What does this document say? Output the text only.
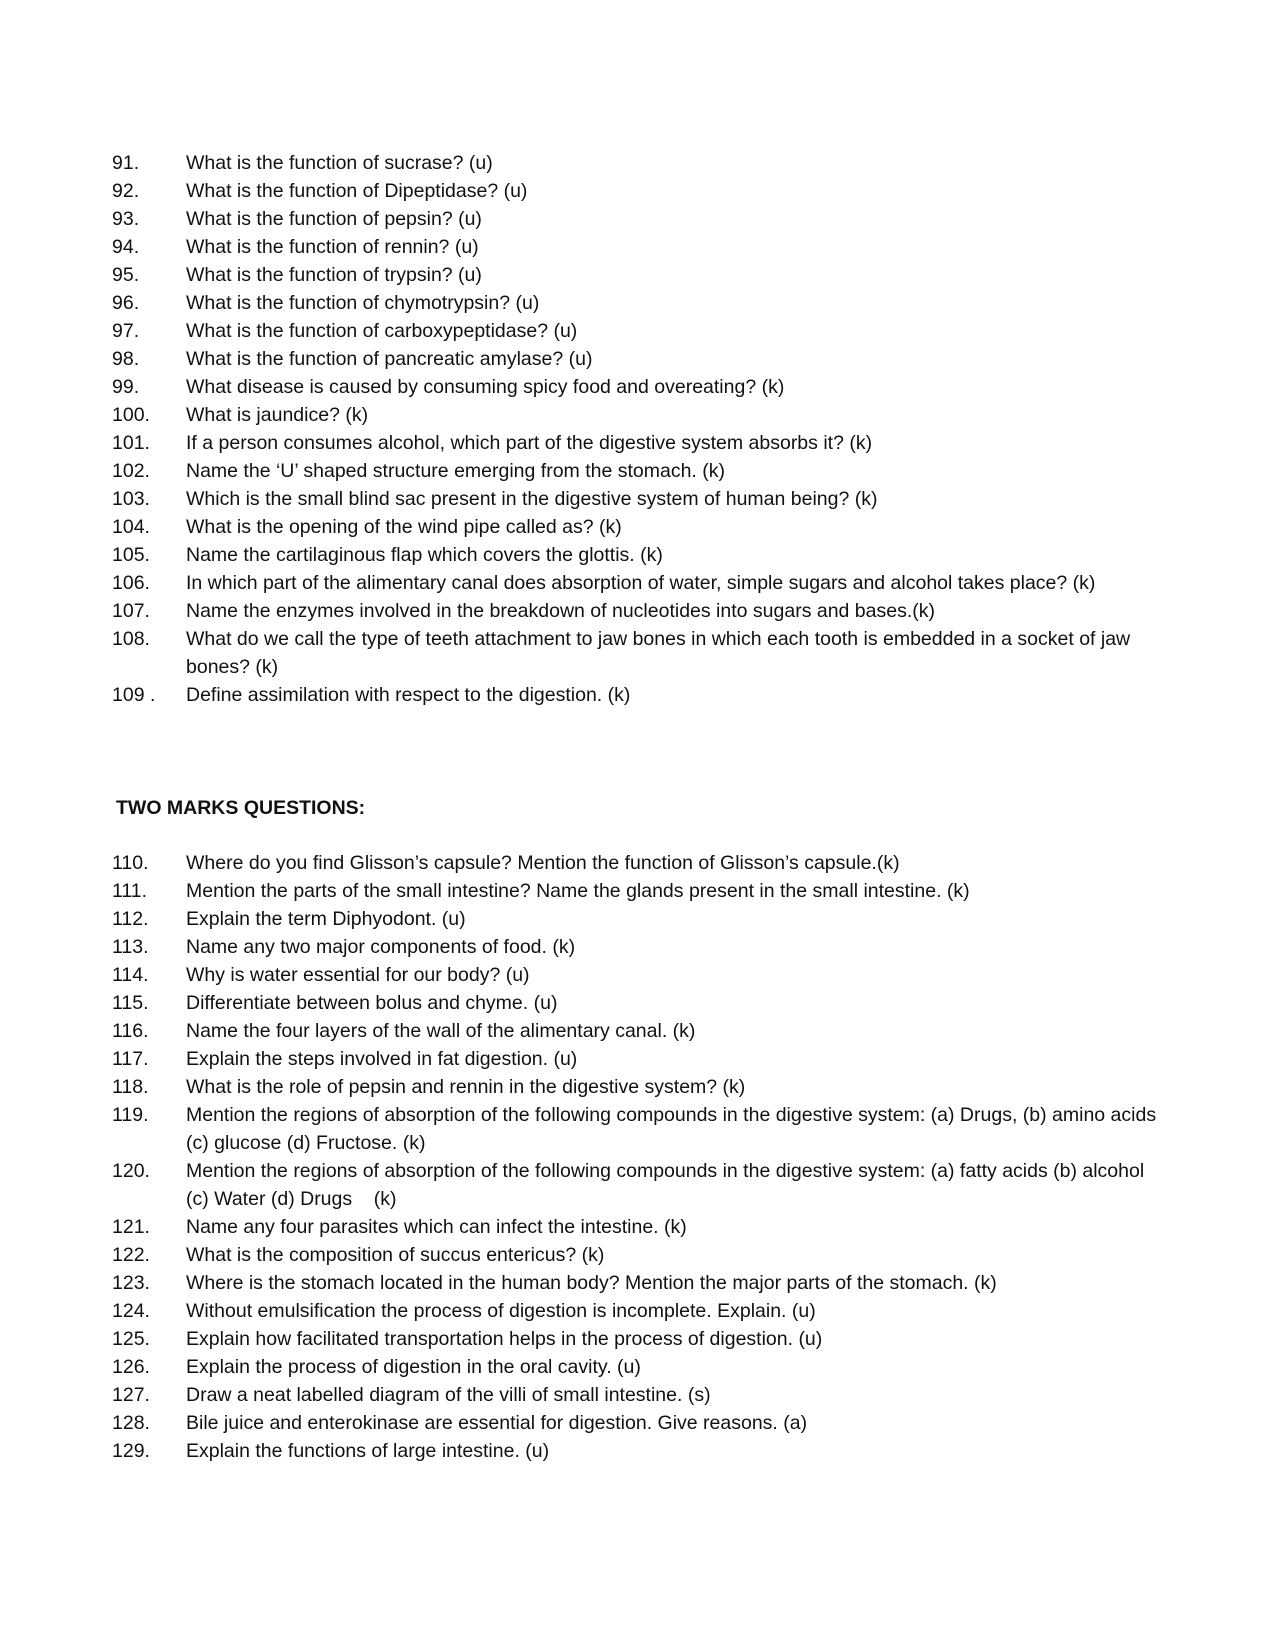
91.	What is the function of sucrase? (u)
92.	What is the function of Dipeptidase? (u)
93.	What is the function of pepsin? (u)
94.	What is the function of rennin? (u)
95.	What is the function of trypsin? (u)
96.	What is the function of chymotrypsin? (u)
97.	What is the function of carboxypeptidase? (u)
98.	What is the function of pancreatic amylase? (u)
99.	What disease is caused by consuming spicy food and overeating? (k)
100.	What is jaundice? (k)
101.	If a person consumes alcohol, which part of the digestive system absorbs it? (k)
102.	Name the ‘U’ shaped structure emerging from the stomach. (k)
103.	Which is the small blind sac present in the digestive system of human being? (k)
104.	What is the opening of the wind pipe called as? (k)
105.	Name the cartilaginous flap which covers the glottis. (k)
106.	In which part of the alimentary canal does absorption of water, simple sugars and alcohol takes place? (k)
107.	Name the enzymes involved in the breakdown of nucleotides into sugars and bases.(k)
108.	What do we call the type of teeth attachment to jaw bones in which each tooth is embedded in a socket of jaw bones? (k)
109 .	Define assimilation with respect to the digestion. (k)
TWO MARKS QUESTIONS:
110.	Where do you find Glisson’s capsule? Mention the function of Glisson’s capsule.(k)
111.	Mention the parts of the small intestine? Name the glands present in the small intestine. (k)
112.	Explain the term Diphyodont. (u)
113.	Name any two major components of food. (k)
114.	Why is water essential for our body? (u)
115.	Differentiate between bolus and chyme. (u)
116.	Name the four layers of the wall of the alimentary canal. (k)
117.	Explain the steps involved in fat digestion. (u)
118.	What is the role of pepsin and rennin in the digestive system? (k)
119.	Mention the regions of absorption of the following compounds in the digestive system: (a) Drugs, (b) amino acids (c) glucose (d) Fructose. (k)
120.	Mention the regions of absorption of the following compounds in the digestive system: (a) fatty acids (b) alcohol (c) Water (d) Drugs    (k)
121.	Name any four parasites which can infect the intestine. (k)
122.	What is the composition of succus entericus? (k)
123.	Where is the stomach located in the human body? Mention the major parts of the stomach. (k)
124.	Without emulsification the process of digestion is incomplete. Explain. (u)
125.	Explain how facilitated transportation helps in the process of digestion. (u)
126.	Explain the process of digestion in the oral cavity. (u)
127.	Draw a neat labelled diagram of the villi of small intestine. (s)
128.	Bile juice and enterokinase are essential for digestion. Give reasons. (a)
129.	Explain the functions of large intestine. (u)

---

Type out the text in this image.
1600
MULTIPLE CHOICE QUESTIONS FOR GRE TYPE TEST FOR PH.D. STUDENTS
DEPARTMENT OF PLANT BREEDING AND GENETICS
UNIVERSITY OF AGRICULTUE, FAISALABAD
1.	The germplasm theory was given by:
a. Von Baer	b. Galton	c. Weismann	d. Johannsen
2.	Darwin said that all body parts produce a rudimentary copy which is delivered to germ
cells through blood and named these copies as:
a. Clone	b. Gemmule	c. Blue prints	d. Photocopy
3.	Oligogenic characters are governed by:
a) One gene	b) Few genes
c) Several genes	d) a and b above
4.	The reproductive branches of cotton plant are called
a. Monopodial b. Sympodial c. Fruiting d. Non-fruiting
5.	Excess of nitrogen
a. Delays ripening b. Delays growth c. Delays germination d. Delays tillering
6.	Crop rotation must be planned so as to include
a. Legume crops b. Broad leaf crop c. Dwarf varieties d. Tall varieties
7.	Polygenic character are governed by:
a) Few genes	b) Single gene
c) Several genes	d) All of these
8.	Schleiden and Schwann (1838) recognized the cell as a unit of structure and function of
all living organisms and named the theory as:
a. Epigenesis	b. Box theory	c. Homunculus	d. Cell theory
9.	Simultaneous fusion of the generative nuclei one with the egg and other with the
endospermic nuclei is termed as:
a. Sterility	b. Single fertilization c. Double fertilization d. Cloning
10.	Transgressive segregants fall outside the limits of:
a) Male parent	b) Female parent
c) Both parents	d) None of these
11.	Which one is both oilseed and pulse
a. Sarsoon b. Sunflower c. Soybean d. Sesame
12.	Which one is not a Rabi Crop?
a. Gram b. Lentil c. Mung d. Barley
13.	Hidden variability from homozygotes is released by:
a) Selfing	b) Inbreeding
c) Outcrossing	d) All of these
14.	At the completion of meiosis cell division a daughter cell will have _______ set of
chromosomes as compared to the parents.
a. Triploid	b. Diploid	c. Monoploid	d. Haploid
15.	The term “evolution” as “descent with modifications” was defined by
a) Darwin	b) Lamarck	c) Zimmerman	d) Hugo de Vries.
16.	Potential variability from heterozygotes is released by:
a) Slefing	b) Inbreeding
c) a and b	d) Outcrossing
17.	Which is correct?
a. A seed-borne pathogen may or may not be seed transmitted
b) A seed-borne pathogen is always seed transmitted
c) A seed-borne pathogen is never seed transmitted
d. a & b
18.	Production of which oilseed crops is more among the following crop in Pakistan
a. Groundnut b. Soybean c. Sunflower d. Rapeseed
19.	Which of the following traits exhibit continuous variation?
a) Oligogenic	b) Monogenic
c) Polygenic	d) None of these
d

▶ Required work:
Where the string "system" appears in a line of the entries above, return that line.

▶ Written solution:
101.	If a person consumes alcohol, which part of the digestive system absorbs it? (k)
103.	Which is the small blind sac present in the digestive system of human being? (k)
118.	What is the role of pepsin and rennin in the digestive system? (k)
119.	Mention the regions of absorption of the following compounds in the digestive system: (a) Drugs, (b) amino acids (c) glucose (d) Fructose. (k)
120.	Mention the regions of absorption of the following compounds in the digestive system: (a) fatty acids (b) alcohol (c) Water (d) Drugs    (k)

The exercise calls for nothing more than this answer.